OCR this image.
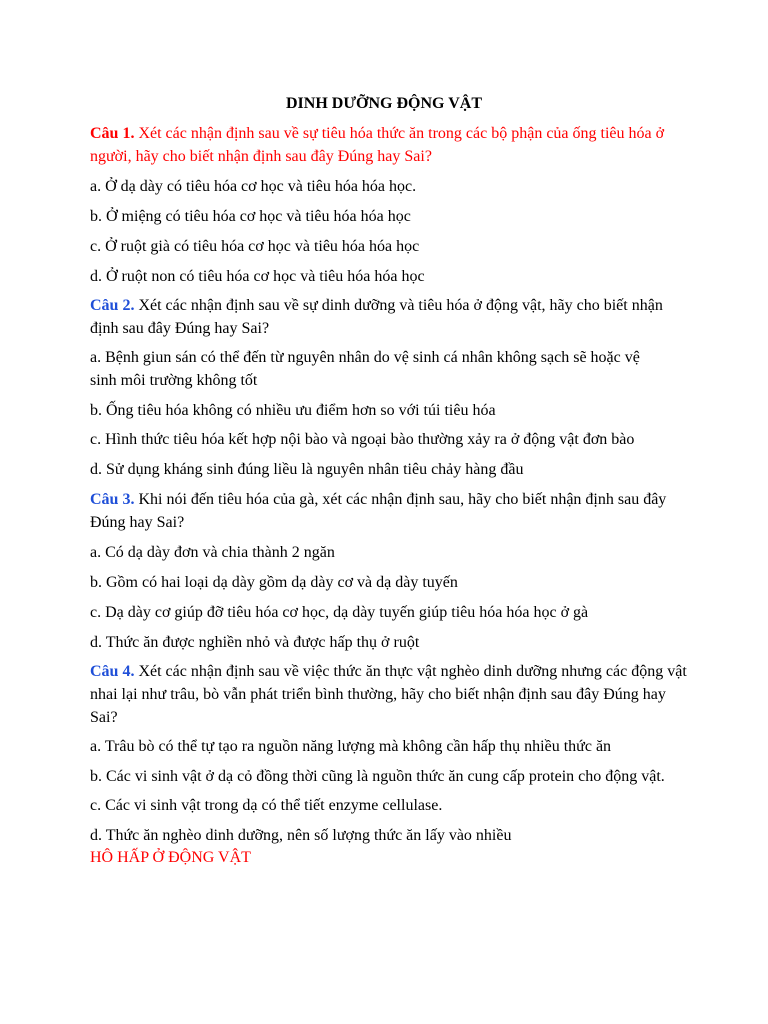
DINH DƯỠNG ĐỘNG VẬT

Câu 1. Xét các nhận định sau về sự tiêu hóa thức ăn trong các bộ phận của ống tiêu hóa ở người, hãy cho biết nhận định sau đây Đúng hay Sai?

a. Ở dạ dày có tiêu hóa cơ học và tiêu hóa hóa học.
b. Ở miệng có tiêu hóa cơ học và tiêu hóa hóa học
c. Ở ruột già có tiêu hóa cơ học và tiêu hóa hóa học
d. Ở ruột non có tiêu hóa cơ học và tiêu hóa hóa học

Câu 2. Xét các nhận định sau về sự dinh dưỡng và tiêu hóa ở động vật, hãy cho biết nhận định sau đây Đúng hay Sai?

a. Bệnh giun sán có thể đến từ nguyên nhân do vệ sinh cá nhân không sạch sẽ hoặc vệ sinh môi trường không tốt
b. Ống tiêu hóa không có nhiều ưu điểm hơn so với túi tiêu hóa
c. Hình thức tiêu hóa kết hợp nội bào và ngoại bào thường xảy ra ở động vật đơn bào
d. Sử dụng kháng sinh đúng liều là nguyên nhân tiêu chảy hàng đầu

Câu 3. Khi nói đến tiêu hóa của gà, xét các nhận định sau, hãy cho biết nhận định sau đây Đúng hay Sai?

a. Có dạ dày đơn và chia thành 2 ngăn
b. Gồm có hai loại dạ dày gồm dạ dày cơ và dạ dày tuyến
c. Dạ dày cơ giúp đỡ tiêu hóa cơ học, dạ dày tuyến giúp tiêu hóa hóa học ở gà
d. Thức ăn được nghiền nhỏ và được hấp thụ ở ruột

Câu 4. Xét các nhận định sau về việc thức ăn thực vật nghèo dinh dưỡng nhưng các động vật nhai lại như trâu, bò vẫn phát triển bình thường, hãy cho biết nhận định sau đây Đúng hay Sai?

a. Trâu bò có thể tự tạo ra nguồn năng lượng mà không cần hấp thụ nhiều thức ăn
b. Các vi sinh vật ở dạ cỏ đồng thời cũng là nguồn thức ăn cung cấp protein cho động vật.
c. Các vi sinh vật trong dạ có thể tiết enzyme cellulase.
d. Thức ăn nghèo dinh dưỡng, nên số lượng thức ăn lấy vào nhiều
HÔ HẤP Ở ĐỘNG VẬT
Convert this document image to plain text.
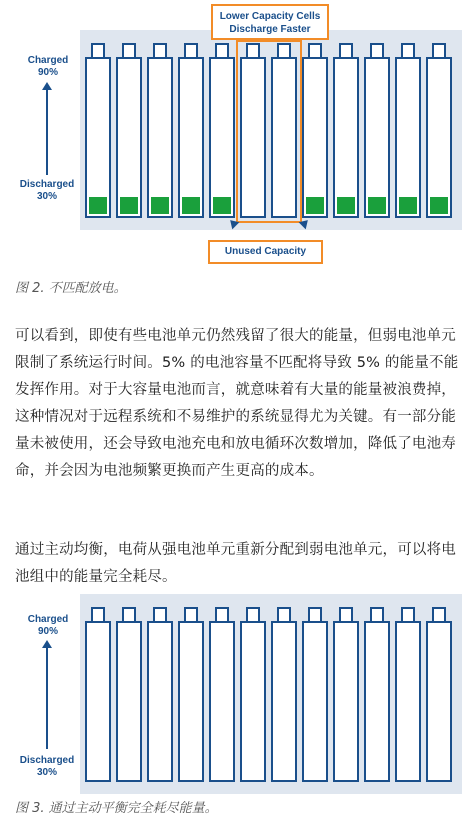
Charged
90%
Discharged
30%
Lower Capacity Cells
Discharge Faster
Unused Capacity
图 2. 不匹配放电。

可以看到，即使有些电池单元仍然残留了很大的能量，但弱电池单元限制了系统运行时间。5% 的电池容量不匹配将导致 5% 的能量不能发挥作用。对于大容量电池而言，就意味着有大量的能量被浪费掉，这种情况对于远程系统和不易维护的系统显得尤为关键。有一部分能量未被使用，还会导致电池充电和放电循环次数增加，降低了电池寿命，并会因为电池频繁更换而产生更高的成本。

通过主动均衡，电荷从强电池单元重新分配到弱电池单元，可以将电池组中的能量完全耗尽。

Charged
90%
Discharged
30%
图 3. 通过主动平衡完全耗尽能量。
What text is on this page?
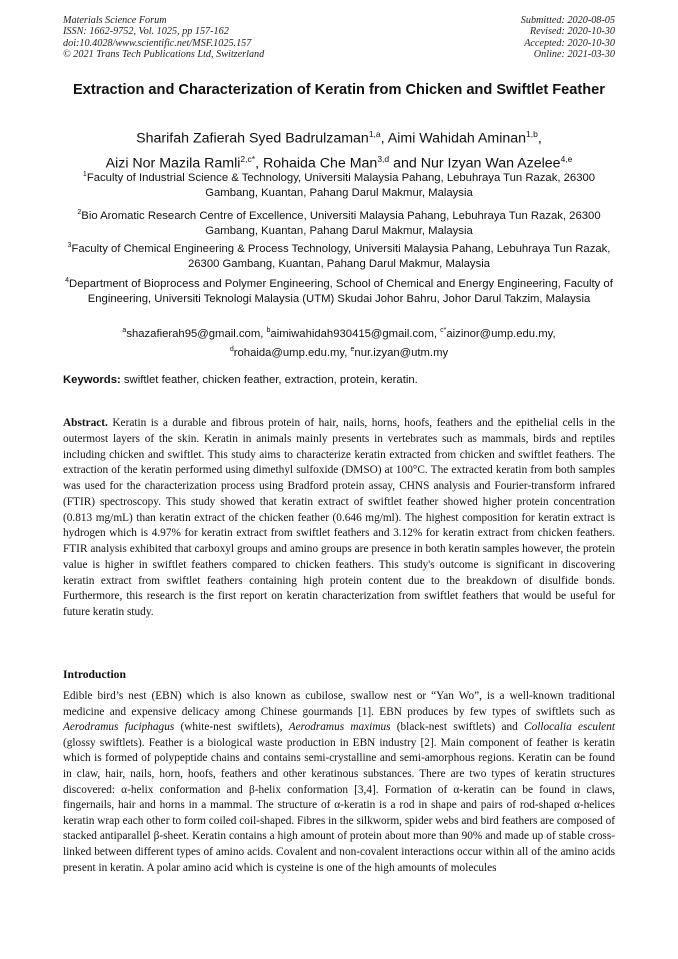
Materials Science Forum
ISSN: 1662-9752, Vol. 1025, pp 157-162
doi:10.4028/www.scientific.net/MSF.1025.157
© 2021 Trans Tech Publications Ltd, Switzerland
Submitted: 2020-08-05
Revised: 2020-10-30
Accepted: 2020-10-30
Online: 2021-03-30
Extraction and Characterization of Keratin from Chicken and Swiftlet Feather
Sharifah Zafierah Syed Badrulzaman$^{1,a}$, Aimi Wahidah Aminan$^{1,b}$,
Aizi Nor Mazila Ramli$^{2,c*}$, Rohaida Che Man$^{3,d}$ and Nur Izyan Wan Azelee$^{4,e}$
$^1$Faculty of Industrial Science & Technology, Universiti Malaysia Pahang, Lebuhraya Tun Razak, 26300 Gambang, Kuantan, Pahang Darul Makmur, Malaysia
$^2$Bio Aromatic Research Centre of Excellence, Universiti Malaysia Pahang, Lebuhraya Tun Razak, 26300 Gambang, Kuantan, Pahang Darul Makmur, Malaysia
$^3$Faculty of Chemical Engineering & Process Technology, Universiti Malaysia Pahang, Lebuhraya Tun Razak, 26300 Gambang, Kuantan, Pahang Darul Makmur, Malaysia
$^4$Department of Bioprocess and Polymer Engineering, School of Chemical and Energy Engineering, Faculty of Engineering, Universiti Teknologi Malaysia (UTM) Skudai Johor Bahru, Johor Darul Takzim, Malaysia
$^a$shazafierah95@gmail.com, $^b$aimiwahidah930415@gmail.com, $^{c*}$aizinor@ump.edu.my,
$^d$rohaida@ump.edu.my, $^e$nur.izyan@utm.my
Keywords: swiftlet feather, chicken feather, extraction, protein, keratin.
Abstract. Keratin is a durable and fibrous protein of hair, nails, horns, hoofs, feathers and the epithelial cells in the outermost layers of the skin. Keratin in animals mainly presents in vertebrates such as mammals, birds and reptiles including chicken and swiftlet. This study aims to characterize keratin extracted from chicken and swiftlet feathers. The extraction of the keratin performed using dimethyl sulfoxide (DMSO) at 100°C. The extracted keratin from both samples was used for the characterization process using Bradford protein assay, CHNS analysis and Fourier-transform infrared (FTIR) spectroscopy. This study showed that keratin extract of swiftlet feather showed higher protein concentration (0.813 mg/mL) than keratin extract of the chicken feather (0.646 mg/ml). The highest composition for keratin extract is hydrogen which is 4.97% for keratin extract from swiftlet feathers and 3.12% for keratin extract from chicken feathers. FTIR analysis exhibited that carboxyl groups and amino groups are presence in both keratin samples however, the protein value is higher in swiftlet feathers compared to chicken feathers. This study's outcome is significant in discovering keratin extract from swiftlet feathers containing high protein content due to the breakdown of disulfide bonds. Furthermore, this research is the first report on keratin characterization from swiftlet feathers that would be useful for future keratin study.
Introduction
Edible bird’s nest (EBN) which is also known as cubilose, swallow nest or “Yan Wo”, is a well-known traditional medicine and expensive delicacy among Chinese gourmands [1]. EBN produces by few types of swiftlets such as Aerodramus fuciphagus (white-nest swiftlets), Aerodramus maximus (black-nest swiftlets) and Collocalia esculent (glossy swiftlets). Feather is a biological waste production in EBN industry [2]. Main component of feather is keratin which is formed of polypeptide chains and contains semi-crystalline and semi-amorphous regions. Keratin can be found in claw, hair, nails, horn, hoofs, feathers and other keratinous substances. There are two types of keratin structures discovered: α-helix conformation and β-helix conformation [3,4]. Formation of α-keratin can be found in claws, fingernails, hair and horns in a mammal. The structure of α-keratin is a rod in shape and pairs of rod-shaped α-helices keratin wrap each other to form coiled coil-shaped. Fibres in the silkworm, spider webs and bird feathers are composed of stacked antiparallel β-sheet. Keratin contains a high amount of protein about more than 90% and made up of stable cross-linked between different types of amino acids. Covalent and non-covalent interactions occur within all of the amino acids present in keratin. A polar amino acid which is cysteine is one of the high amounts of molecules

__________________________________________________

_Exercise details:_ If a record above contains a picture, leave the picture out and transcribe everything else exactly.

_Answer section:_
OCR this image.
DINH DƯỠNG ĐỘNG VẬT

Câu 1. Xét các nhận định sau về sự tiêu hóa thức ăn trong các bộ phận của ống tiêu hóa ở người, hãy cho biết nhận định sau đây Đúng hay Sai?

a. Ở dạ dày có tiêu hóa cơ học và tiêu hóa hóa học.
b. Ở miệng có tiêu hóa cơ học và tiêu hóa hóa học
c. Ở ruột già có tiêu hóa cơ học và tiêu hóa hóa học
d. Ở ruột non có tiêu hóa cơ học và tiêu hóa hóa học

Câu 2. Xét các nhận định sau về sự dinh dưỡng và tiêu hóa ở động vật, hãy cho biết nhận định sau đây Đúng hay Sai?

a. Bệnh giun sán có thể đến từ nguyên nhân do vệ sinh cá nhân không sạch sẽ hoặc vệ sinh môi trường không tốt
b. Ống tiêu hóa không có nhiều ưu điểm hơn so với túi tiêu hóa
c. Hình thức tiêu hóa kết hợp nội bào và ngoại bào thường xảy ra ở động vật đơn bào
d. Sử dụng kháng sinh đúng liều là nguyên nhân tiêu chảy hàng đầu

Câu 3. Khi nói đến tiêu hóa của gà, xét các nhận định sau, hãy cho biết nhận định sau đây Đúng hay Sai?

a. Có dạ dày đơn và chia thành 2 ngăn
b. Gồm có hai loại dạ dày gồm dạ dày cơ và dạ dày tuyến
c. Dạ dày cơ giúp đỡ tiêu hóa cơ học, dạ dày tuyến giúp tiêu hóa hóa học ở gà
d. Thức ăn được nghiền nhỏ và được hấp thụ ở ruột

Câu 4. Xét các nhận định sau về việc thức ăn thực vật nghèo dinh dưỡng nhưng các động vật nhai lại như trâu, bò vẫn phát triển bình thường, hãy cho biết nhận định sau đây Đúng hay Sai?

a. Trâu bò có thể tự tạo ra nguồn năng lượng mà không cần hấp thụ nhiều thức ăn
b. Các vi sinh vật ở dạ cỏ đồng thời cũng là nguồn thức ăn cung cấp protein cho động vật.
c. Các vi sinh vật trong dạ có thể tiết enzyme cellulase.
d. Thức ăn nghèo dinh dưỡng, nên số lượng thức ăn lấy vào nhiều
HÔ HẤP Ở ĐỘNG VẬT
Convert this document image to plain text.
Charged
90%
Discharged
30%
Lower Capacity Cells
Discharge Faster
Unused Capacity
图 2. 不匹配放电。

可以看到，即使有些电池单元仍然残留了很大的能量，但弱电池单元限制了系统运行时间。5% 的电池容量不匹配将导致 5% 的能量不能发挥作用。对于大容量电池而言，就意味着有大量的能量被浪费掉，这种情况对于远程系统和不易维护的系统显得尤为关键。有一部分能量未被使用，还会导致电池充电和放电循环次数增加，降低了电池寿命，并会因为电池频繁更换而产生更高的成本。

通过主动均衡，电荷从强电池单元重新分配到弱电池单元，可以将电池组中的能量完全耗尽。

Charged
90%
Discharged
30%
图 3. 通过主动平衡完全耗尽能量。
What text is on this page?
Materials Science Forum
ISSN: 1662-9752, Vol. 1025, pp 157-162
doi:10.4028/www.scientific.net/MSF.1025.157
© 2021 Trans Tech Publications Ltd, Switzerland
Submitted: 2020-08-05
Revised: 2020-10-30
Accepted: 2020-10-30
Online: 2021-03-30
Extraction and Characterization of Keratin from Chicken and Swiftlet Feather
Sharifah Zafierah Syed Badrulzaman$^{1,a}$, Aimi Wahidah Aminan$^{1,b}$,
Aizi Nor Mazila Ramli$^{2,c*}$, Rohaida Che Man$^{3,d}$ and Nur Izyan Wan Azelee$^{4,e}$
$^1$Faculty of Industrial Science & Technology, Universiti Malaysia Pahang, Lebuhraya Tun Razak, 26300 Gambang, Kuantan, Pahang Darul Makmur, Malaysia
$^2$Bio Aromatic Research Centre of Excellence, Universiti Malaysia Pahang, Lebuhraya Tun Razak, 26300 Gambang, Kuantan, Pahang Darul Makmur, Malaysia
$^3$Faculty of Chemical Engineering & Process Technology, Universiti Malaysia Pahang, Lebuhraya Tun Razak, 26300 Gambang, Kuantan, Pahang Darul Makmur, Malaysia
$^4$Department of Bioprocess and Polymer Engineering, School of Chemical and Energy Engineering, Faculty of Engineering, Universiti Teknologi Malaysia (UTM) Skudai Johor Bahru, Johor Darul Takzim, Malaysia
$^a$shazafierah95@gmail.com, $^b$aimiwahidah930415@gmail.com, $^{c*}$aizinor@ump.edu.my,
$^d$rohaida@ump.edu.my, $^e$nur.izyan@utm.my
Keywords: swiftlet feather, chicken feather, extraction, protein, keratin.
Abstract. Keratin is a durable and fibrous protein of hair, nails, horns, hoofs, feathers and the epithelial cells in the outermost layers of the skin. Keratin in animals mainly presents in vertebrates such as mammals, birds and reptiles including chicken and swiftlet. This study aims to characterize keratin extracted from chicken and swiftlet feathers. The extraction of the keratin performed using dimethyl sulfoxide (DMSO) at 100°C. The extracted keratin from both samples was used for the characterization process using Bradford protein assay, CHNS analysis and Fourier-transform infrared (FTIR) spectroscopy. This study showed that keratin extract of swiftlet feather showed higher protein concentration (0.813 mg/mL) than keratin extract of the chicken feather (0.646 mg/ml). The highest composition for keratin extract is hydrogen which is 4.97% for keratin extract from swiftlet feathers and 3.12% for keratin extract from chicken feathers. FTIR analysis exhibited that carboxyl groups and amino groups are presence in both keratin samples however, the protein value is higher in swiftlet feathers compared to chicken feathers. This study's outcome is significant in discovering keratin extract from swiftlet feathers containing high protein content due to the breakdown of disulfide bonds. Furthermore, this research is the first report on keratin characterization from swiftlet feathers that would be useful for future keratin study.
Introduction
Edible bird’s nest (EBN) which is also known as cubilose, swallow nest or “Yan Wo”, is a well-known traditional medicine and expensive delicacy among Chinese gourmands [1]. EBN produces by few types of swiftlets such as Aerodramus fuciphagus (white-nest swiftlets), Aerodramus maximus (black-nest swiftlets) and Collocalia esculent (glossy swiftlets). Feather is a biological waste production in EBN industry [2]. Main component of feather is keratin which is formed of polypeptide chains and contains semi-crystalline and semi-amorphous regions. Keratin can be found in claw, hair, nails, horn, hoofs, feathers and other keratinous substances. There are two types of keratin structures discovered: α-helix conformation and β-helix conformation [3,4]. Formation of α-keratin can be found in claws, fingernails, hair and horns in a mammal. The structure of α-keratin is a rod in shape and pairs of rod-shaped α-helices keratin wrap each other to form coiled coil-shaped. Fibres in the silkworm, spider webs and bird feathers are composed of stacked antiparallel β-sheet. Keratin contains a high amount of protein about more than 90% and made up of stable cross-linked between different types of amino acids. Covalent and non-covalent interactions occur within all of the amino acids present in keratin. A polar amino acid which is cysteine is one of the high amounts of molecules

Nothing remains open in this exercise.